(Figure contents as structured data)
******

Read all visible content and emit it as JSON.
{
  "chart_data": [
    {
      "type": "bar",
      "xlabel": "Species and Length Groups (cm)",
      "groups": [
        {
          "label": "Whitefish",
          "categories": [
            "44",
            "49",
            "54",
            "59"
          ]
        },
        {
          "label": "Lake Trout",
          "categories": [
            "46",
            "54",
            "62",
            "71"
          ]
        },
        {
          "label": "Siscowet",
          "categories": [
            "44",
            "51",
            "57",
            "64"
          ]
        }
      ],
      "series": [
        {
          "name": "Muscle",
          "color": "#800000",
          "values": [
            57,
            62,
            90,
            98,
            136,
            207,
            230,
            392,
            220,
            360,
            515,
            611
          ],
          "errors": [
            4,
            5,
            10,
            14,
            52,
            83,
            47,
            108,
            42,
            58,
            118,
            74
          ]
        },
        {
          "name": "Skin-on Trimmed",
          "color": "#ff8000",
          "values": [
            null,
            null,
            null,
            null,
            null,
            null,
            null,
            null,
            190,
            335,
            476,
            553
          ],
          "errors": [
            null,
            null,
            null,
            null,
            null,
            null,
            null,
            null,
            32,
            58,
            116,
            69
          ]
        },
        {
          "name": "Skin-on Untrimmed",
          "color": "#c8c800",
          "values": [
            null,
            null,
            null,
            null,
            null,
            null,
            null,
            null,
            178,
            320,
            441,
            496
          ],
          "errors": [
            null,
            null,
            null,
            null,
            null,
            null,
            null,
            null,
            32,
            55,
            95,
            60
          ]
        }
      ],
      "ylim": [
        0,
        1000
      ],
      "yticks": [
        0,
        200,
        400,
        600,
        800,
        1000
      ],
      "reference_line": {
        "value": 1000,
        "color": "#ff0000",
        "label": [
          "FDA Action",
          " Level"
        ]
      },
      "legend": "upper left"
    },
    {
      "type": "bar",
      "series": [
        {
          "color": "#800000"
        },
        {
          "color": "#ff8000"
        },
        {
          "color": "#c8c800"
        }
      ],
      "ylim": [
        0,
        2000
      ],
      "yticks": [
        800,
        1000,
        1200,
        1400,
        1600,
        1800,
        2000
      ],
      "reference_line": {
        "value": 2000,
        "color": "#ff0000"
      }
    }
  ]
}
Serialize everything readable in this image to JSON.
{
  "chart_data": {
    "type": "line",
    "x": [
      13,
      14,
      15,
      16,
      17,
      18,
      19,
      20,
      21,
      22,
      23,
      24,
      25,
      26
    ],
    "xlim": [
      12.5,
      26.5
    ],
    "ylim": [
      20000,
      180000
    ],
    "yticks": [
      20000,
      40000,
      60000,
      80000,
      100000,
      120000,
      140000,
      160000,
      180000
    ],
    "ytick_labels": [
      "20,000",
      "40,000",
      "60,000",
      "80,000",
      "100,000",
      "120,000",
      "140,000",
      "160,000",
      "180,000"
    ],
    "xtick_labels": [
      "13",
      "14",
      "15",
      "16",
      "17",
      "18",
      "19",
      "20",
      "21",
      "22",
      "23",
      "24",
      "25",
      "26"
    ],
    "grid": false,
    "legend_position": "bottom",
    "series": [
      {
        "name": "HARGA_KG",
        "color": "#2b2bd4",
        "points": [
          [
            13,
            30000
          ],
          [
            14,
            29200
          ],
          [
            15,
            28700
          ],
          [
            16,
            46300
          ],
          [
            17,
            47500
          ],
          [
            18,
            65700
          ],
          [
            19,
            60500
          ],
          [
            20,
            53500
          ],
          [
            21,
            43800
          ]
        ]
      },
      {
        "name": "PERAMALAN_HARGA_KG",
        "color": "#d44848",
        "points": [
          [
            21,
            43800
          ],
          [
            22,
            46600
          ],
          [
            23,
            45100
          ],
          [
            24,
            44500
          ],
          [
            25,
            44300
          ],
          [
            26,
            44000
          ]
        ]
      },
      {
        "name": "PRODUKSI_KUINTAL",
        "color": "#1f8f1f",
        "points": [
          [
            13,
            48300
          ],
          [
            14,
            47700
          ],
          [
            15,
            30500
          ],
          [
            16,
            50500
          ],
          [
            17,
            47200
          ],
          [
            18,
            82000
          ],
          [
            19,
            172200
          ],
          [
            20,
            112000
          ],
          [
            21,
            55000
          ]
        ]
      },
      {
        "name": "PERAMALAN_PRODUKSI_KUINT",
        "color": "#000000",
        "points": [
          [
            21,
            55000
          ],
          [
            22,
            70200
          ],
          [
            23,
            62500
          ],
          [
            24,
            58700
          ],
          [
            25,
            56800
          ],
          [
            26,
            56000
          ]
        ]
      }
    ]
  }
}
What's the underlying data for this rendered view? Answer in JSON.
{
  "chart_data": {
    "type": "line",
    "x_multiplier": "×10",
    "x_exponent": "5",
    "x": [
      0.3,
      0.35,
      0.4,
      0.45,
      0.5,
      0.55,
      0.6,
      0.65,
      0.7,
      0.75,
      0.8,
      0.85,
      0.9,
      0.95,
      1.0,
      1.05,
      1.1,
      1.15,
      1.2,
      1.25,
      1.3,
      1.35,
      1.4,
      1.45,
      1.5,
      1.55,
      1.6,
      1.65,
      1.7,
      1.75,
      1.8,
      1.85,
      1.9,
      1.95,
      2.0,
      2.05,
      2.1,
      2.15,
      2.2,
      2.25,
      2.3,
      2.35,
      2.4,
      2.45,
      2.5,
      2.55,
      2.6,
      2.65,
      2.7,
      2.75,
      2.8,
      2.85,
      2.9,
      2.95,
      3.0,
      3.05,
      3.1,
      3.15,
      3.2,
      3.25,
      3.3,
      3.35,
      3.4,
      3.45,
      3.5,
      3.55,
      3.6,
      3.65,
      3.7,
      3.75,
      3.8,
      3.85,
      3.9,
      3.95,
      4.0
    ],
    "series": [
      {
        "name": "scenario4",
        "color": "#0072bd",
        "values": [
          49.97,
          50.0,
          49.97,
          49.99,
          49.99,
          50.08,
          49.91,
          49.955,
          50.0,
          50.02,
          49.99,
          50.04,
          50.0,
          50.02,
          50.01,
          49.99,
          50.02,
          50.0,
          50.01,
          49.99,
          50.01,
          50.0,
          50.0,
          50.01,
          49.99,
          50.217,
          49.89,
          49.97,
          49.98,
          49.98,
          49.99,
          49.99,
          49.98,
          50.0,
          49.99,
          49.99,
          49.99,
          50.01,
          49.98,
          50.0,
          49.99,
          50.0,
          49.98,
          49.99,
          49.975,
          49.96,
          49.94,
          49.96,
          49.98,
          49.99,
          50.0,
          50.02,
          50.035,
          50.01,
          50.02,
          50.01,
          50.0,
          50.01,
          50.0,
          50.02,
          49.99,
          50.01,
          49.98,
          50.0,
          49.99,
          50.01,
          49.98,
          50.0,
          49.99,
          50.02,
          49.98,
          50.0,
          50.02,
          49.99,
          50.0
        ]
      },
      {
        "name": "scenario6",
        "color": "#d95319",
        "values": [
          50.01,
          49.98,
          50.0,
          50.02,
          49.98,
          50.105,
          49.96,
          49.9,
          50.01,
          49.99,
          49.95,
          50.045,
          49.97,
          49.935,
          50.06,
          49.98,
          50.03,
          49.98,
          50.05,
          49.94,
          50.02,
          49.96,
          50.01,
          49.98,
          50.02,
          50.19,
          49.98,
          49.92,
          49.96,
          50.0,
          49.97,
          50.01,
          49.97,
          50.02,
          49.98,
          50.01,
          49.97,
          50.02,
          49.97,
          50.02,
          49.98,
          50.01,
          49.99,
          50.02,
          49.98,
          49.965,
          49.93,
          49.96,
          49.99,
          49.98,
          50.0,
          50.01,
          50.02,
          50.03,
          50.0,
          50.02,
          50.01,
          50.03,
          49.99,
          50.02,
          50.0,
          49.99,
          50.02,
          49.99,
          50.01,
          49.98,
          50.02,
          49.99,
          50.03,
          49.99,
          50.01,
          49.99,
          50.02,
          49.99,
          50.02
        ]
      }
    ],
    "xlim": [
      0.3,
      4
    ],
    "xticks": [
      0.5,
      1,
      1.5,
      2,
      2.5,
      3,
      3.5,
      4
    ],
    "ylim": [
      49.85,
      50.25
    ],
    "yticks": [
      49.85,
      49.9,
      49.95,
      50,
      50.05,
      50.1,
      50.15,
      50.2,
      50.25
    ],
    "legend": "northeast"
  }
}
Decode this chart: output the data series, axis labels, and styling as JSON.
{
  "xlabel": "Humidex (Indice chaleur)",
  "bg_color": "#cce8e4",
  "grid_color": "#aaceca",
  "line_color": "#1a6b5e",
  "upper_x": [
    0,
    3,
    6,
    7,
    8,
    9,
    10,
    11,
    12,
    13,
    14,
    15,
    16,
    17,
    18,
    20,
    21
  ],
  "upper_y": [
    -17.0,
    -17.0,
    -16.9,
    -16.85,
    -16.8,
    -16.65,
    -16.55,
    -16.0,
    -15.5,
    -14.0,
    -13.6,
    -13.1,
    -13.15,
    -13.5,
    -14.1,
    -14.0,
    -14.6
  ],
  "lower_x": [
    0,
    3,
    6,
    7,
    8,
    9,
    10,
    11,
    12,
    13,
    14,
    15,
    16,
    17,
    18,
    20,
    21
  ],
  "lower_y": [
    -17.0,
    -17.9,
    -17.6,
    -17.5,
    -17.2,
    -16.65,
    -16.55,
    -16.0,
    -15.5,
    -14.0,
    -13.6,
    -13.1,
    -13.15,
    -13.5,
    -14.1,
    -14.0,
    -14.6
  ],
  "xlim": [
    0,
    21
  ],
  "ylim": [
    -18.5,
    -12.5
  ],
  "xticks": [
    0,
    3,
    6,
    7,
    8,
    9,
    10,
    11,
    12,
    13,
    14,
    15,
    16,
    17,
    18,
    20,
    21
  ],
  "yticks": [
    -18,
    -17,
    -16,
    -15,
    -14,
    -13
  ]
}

******

> What you are asked to do:
Copy exactly, and only, the lines from the one containing "Decode this chart: output" through the last line of the listing.

> Answer to the task:
Decode this chart: output the data series, axis labels, and styling as JSON.
{
  "xlabel": "Humidex (Indice chaleur)",
  "bg_color": "#cce8e4",
  "grid_color": "#aaceca",
  "line_color": "#1a6b5e",
  "upper_x": [
    0,
    3,
    6,
    7,
    8,
    9,
    10,
    11,
    12,
    13,
    14,
    15,
    16,
    17,
    18,
    20,
    21
  ],
  "upper_y": [
    -17.0,
    -17.0,
    -16.9,
    -16.85,
    -16.8,
    -16.65,
    -16.55,
    -16.0,
    -15.5,
    -14.0,
    -13.6,
    -13.1,
    -13.15,
    -13.5,
    -14.1,
    -14.0,
    -14.6
  ],
  "lower_x": [
    0,
    3,
    6,
    7,
    8,
    9,
    10,
    11,
    12,
    13,
    14,
    15,
    16,
    17,
    18,
    20,
    21
  ],
  "lower_y": [
    -17.0,
    -17.9,
    -17.6,
    -17.5,
    -17.2,
    -16.65,
    -16.55,
    -16.0,
    -15.5,
    -14.0,
    -13.6,
    -13.1,
    -13.15,
    -13.5,
    -14.1,
    -14.0,
    -14.6
  ],
  "xlim": [
    0,
    21
  ],
  "ylim": [
    -18.5,
    -12.5
  ],
  "xticks": [
    0,
    3,
    6,
    7,
    8,
    9,
    10,
    11,
    12,
    13,
    14,
    15,
    16,
    17,
    18,
    20,
    21
  ],
  "yticks": [
    -18,
    -17,
    -16,
    -15,
    -14,
    -13
  ]
}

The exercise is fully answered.